■ GOAL ■
Lift every line from the entries that includes the word "Contains".
═════ RECORDS SHOWN
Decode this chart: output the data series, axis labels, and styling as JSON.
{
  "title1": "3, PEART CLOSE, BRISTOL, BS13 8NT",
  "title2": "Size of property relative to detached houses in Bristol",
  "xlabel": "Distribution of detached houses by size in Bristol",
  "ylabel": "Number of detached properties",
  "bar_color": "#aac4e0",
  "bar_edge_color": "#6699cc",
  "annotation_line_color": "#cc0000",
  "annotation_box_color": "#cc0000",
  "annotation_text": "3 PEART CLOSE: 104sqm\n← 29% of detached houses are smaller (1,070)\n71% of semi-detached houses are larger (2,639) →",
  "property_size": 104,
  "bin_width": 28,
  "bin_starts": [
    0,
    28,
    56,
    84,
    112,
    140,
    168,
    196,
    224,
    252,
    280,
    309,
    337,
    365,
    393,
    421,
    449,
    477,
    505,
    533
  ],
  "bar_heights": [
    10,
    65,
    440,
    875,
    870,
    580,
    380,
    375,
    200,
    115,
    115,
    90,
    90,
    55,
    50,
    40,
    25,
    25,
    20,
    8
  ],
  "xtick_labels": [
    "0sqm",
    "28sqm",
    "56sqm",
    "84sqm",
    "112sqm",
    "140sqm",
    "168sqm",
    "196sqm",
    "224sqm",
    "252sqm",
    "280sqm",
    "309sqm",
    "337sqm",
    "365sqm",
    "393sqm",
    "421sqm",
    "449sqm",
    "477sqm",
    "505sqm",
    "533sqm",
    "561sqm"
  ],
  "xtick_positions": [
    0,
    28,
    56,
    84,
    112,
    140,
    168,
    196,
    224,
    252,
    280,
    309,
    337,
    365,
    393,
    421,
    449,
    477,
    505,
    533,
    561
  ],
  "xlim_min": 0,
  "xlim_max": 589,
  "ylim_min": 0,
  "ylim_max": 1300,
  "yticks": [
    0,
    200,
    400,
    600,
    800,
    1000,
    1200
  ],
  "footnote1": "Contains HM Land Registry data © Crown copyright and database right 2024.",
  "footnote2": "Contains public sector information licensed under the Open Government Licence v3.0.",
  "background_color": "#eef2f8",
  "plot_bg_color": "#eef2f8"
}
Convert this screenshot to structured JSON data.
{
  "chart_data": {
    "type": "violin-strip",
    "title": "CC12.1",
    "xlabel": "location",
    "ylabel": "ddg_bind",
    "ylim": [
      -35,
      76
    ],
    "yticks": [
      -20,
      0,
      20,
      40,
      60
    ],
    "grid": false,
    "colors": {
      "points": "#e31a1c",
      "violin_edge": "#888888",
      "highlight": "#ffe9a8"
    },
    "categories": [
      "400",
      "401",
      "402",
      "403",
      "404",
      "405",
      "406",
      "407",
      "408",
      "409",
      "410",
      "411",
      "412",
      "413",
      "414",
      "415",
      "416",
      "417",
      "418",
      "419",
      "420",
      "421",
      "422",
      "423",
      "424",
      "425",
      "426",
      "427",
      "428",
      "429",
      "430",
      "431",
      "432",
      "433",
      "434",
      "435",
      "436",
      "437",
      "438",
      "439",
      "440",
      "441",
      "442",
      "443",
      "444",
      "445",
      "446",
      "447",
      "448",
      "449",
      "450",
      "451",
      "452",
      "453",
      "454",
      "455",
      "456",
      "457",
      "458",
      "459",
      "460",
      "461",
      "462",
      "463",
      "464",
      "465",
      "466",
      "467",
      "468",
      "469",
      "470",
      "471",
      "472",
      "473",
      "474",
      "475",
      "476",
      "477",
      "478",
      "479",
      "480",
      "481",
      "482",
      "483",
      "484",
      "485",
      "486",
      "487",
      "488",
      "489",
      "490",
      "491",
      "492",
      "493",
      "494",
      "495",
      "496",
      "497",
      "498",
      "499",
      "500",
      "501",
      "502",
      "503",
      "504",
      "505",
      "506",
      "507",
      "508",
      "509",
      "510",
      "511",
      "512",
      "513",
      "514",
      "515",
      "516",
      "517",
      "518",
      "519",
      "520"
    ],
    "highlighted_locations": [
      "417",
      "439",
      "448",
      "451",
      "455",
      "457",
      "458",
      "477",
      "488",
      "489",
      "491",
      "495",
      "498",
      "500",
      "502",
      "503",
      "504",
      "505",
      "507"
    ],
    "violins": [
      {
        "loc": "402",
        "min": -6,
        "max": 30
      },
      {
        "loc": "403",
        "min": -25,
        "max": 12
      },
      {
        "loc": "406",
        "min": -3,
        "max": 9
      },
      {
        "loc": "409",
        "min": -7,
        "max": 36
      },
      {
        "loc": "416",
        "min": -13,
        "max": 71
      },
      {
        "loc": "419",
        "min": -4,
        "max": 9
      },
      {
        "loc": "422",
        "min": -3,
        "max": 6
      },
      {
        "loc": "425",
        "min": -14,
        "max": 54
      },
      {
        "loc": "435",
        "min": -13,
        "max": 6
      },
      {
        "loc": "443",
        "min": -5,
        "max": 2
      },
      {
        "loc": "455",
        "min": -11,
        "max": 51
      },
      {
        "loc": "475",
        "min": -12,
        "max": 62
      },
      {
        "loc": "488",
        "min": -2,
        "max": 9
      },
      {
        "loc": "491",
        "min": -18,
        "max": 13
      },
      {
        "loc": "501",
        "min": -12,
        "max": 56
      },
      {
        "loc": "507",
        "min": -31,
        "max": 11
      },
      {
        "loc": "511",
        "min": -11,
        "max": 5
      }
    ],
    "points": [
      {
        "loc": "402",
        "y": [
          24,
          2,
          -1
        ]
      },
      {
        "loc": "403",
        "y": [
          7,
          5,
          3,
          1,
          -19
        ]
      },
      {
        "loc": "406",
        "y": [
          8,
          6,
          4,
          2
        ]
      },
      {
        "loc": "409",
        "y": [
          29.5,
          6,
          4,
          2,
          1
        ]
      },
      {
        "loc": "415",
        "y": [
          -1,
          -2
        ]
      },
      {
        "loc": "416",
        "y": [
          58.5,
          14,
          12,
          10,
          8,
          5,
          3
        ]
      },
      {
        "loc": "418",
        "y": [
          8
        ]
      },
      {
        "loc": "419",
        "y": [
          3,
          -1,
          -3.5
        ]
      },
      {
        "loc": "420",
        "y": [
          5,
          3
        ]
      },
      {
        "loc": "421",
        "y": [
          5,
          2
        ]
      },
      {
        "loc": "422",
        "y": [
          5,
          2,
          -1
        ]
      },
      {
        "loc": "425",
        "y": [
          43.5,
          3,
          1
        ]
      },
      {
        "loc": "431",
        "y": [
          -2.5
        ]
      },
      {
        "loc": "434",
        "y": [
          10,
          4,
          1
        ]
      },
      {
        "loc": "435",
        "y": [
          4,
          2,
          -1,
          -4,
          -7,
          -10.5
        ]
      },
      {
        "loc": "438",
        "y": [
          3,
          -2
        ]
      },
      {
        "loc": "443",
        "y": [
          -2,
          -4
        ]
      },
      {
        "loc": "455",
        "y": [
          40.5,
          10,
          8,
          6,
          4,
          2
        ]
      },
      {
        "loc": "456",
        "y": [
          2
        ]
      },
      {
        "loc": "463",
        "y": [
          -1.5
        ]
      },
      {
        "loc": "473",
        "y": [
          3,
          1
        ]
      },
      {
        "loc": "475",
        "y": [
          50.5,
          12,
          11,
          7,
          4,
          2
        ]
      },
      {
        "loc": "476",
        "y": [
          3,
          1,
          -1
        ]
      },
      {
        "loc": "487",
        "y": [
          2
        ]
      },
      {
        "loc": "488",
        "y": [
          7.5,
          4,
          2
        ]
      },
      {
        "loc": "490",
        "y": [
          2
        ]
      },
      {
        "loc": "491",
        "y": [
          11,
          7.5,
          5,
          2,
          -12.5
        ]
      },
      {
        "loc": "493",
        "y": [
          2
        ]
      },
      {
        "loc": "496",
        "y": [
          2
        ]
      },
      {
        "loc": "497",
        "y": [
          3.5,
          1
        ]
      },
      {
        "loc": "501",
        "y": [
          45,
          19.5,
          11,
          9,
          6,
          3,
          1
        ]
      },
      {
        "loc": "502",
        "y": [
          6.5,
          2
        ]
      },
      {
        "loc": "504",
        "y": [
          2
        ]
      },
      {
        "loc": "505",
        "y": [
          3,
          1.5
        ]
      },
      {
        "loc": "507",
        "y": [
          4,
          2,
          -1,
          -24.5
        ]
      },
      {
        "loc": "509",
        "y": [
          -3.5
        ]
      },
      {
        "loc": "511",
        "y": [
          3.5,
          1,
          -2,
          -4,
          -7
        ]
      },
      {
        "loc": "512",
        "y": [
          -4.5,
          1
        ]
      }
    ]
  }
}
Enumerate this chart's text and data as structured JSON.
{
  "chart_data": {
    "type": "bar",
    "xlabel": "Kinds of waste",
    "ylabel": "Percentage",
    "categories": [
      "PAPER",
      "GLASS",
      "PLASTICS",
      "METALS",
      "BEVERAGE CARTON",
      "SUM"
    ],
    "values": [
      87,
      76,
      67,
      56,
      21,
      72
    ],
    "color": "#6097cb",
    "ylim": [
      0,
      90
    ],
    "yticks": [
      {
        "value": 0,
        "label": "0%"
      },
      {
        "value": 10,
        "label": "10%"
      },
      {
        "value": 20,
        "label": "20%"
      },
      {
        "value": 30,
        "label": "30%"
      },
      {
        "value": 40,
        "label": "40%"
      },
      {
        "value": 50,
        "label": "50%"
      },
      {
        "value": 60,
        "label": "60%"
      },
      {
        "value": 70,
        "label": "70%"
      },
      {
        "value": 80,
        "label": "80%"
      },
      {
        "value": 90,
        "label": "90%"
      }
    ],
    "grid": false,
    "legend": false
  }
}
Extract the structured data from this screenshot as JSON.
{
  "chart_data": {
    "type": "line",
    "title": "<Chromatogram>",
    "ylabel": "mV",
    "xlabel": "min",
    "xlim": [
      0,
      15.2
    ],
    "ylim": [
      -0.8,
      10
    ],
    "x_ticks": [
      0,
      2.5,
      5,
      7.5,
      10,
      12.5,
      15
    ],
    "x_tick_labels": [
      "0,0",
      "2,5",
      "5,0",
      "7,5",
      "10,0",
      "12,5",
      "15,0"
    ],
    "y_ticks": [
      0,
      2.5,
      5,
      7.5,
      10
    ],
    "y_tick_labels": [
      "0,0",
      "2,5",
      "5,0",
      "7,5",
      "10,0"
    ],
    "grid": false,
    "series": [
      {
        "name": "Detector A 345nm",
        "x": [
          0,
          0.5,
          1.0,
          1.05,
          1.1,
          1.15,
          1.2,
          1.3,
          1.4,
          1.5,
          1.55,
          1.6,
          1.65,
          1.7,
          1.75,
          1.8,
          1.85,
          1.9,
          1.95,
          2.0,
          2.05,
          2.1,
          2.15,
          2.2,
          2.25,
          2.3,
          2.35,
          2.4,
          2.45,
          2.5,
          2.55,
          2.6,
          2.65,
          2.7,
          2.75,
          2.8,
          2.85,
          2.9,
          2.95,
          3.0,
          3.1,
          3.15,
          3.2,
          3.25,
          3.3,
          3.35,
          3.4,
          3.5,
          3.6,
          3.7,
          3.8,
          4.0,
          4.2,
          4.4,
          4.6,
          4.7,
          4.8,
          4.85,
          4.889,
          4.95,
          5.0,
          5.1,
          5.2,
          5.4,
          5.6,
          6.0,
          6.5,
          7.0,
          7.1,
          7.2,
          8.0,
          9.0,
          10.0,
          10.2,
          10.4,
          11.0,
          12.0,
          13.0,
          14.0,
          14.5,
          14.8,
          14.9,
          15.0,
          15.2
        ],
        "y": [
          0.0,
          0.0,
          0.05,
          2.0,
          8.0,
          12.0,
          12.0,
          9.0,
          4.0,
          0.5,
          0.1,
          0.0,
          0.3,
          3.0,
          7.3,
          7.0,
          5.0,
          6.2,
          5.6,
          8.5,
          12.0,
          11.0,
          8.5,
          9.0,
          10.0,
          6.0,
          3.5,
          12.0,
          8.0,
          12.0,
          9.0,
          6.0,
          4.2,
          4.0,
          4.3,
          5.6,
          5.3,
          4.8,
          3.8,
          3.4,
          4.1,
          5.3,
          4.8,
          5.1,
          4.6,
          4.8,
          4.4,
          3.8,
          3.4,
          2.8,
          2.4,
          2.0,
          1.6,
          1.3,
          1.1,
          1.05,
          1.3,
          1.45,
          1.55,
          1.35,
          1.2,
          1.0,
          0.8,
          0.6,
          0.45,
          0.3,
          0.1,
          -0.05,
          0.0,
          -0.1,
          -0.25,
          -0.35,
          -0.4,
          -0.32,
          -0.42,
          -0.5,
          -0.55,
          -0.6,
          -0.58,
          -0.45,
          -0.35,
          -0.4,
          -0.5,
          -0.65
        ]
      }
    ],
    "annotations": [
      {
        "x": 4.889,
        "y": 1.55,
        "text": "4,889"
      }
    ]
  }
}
══════════
■ EXERCISE OUTPUT ■
  "footnote1": "Contains HM Land Registry data © Crown copyright and database right 2024.",
  "footnote2": "Contains public sector information licensed under the Open Government Licence v3.0.",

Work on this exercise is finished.